### RECORDS FOR THE EXERCISE
┌──

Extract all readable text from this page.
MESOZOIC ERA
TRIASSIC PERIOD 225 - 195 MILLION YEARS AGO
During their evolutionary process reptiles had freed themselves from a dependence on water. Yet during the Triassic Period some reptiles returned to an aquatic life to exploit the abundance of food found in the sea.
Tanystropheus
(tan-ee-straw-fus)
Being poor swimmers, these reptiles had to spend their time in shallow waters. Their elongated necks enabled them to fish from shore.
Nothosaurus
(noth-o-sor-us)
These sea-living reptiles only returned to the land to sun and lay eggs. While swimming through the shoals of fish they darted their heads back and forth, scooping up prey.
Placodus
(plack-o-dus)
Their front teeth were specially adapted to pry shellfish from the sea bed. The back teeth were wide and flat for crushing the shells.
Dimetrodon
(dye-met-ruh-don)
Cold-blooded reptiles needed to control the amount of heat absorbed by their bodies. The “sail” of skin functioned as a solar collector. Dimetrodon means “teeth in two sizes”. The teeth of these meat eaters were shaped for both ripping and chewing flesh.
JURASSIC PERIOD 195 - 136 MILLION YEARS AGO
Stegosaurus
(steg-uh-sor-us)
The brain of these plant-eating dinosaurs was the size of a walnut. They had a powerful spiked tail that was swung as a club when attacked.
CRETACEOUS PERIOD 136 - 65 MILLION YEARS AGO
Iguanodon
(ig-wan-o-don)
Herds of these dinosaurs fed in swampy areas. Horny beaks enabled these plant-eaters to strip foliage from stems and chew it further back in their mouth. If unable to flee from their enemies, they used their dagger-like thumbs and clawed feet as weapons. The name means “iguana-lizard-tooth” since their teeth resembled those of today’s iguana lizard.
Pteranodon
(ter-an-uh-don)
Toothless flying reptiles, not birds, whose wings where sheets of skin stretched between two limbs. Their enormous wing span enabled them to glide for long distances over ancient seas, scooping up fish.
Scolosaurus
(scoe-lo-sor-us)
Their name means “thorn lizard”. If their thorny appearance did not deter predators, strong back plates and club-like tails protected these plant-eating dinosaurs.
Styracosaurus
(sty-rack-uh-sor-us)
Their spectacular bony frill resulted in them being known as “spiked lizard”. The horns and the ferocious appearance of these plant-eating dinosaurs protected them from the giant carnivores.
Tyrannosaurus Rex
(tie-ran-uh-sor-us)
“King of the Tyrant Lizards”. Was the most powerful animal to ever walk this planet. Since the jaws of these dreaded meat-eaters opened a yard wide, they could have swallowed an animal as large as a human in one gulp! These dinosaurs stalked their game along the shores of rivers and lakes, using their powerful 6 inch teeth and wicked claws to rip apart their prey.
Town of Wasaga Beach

└──

Go through the records above and retype each one exactly.

### TASK OUTPUT
Extract all readable text from this page.
MESOZOIC ERA
TRIASSIC PERIOD 225 - 195 MILLION YEARS AGO
During their evolutionary process reptiles had freed themselves from a dependence on water. Yet during the Triassic Period some reptiles returned to an aquatic life to exploit the abundance of food found in the sea.
Tanystropheus
(tan-ee-straw-fus)
Being poor swimmers, these reptiles had to spend their time in shallow waters. Their elongated necks enabled them to fish from shore.
Nothosaurus
(noth-o-sor-us)
These sea-living reptiles only returned to the land to sun and lay eggs. While swimming through the shoals of fish they darted their heads back and forth, scooping up prey.
Placodus
(plack-o-dus)
Their front teeth were specially adapted to pry shellfish from the sea bed. The back teeth were wide and flat for crushing the shells.
Dimetrodon
(dye-met-ruh-don)
Cold-blooded reptiles needed to control the amount of heat absorbed by their bodies. The “sail” of skin functioned as a solar collector. Dimetrodon means “teeth in two sizes”. The teeth of these meat eaters were shaped for both ripping and chewing flesh.
JURASSIC PERIOD 195 - 136 MILLION YEARS AGO
Stegosaurus
(steg-uh-sor-us)
The brain of these plant-eating dinosaurs was the size of a walnut. They had a powerful spiked tail that was swung as a club when attacked.
CRETACEOUS PERIOD 136 - 65 MILLION YEARS AGO
Iguanodon
(ig-wan-o-don)
Herds of these dinosaurs fed in swampy areas. Horny beaks enabled these plant-eaters to strip foliage from stems and chew it further back in their mouth. If unable to flee from their enemies, they used their dagger-like thumbs and clawed feet as weapons. The name means “iguana-lizard-tooth” since their teeth resembled those of today’s iguana lizard.
Pteranodon
(ter-an-uh-don)
Toothless flying reptiles, not birds, whose wings where sheets of skin stretched between two limbs. Their enormous wing span enabled them to glide for long distances over ancient seas, scooping up fish.
Scolosaurus
(scoe-lo-sor-us)
Their name means “thorn lizard”. If their thorny appearance did not deter predators, strong back plates and club-like tails protected these plant-eating dinosaurs.
Styracosaurus
(sty-rack-uh-sor-us)
Their spectacular bony frill resulted in them being known as “spiked lizard”. The horns and the ferocious appearance of these plant-eating dinosaurs protected them from the giant carnivores.
Tyrannosaurus Rex
(tie-ran-uh-sor-us)
“King of the Tyrant Lizards”. Was the most powerful animal to ever walk this planet. Since the jaws of these dreaded meat-eaters opened a yard wide, they could have swallowed an animal as large as a human in one gulp! These dinosaurs stalked their game along the shores of rivers and lakes, using their powerful 6 inch teeth and wicked claws to rip apart their prey.
Town of Wasaga Beach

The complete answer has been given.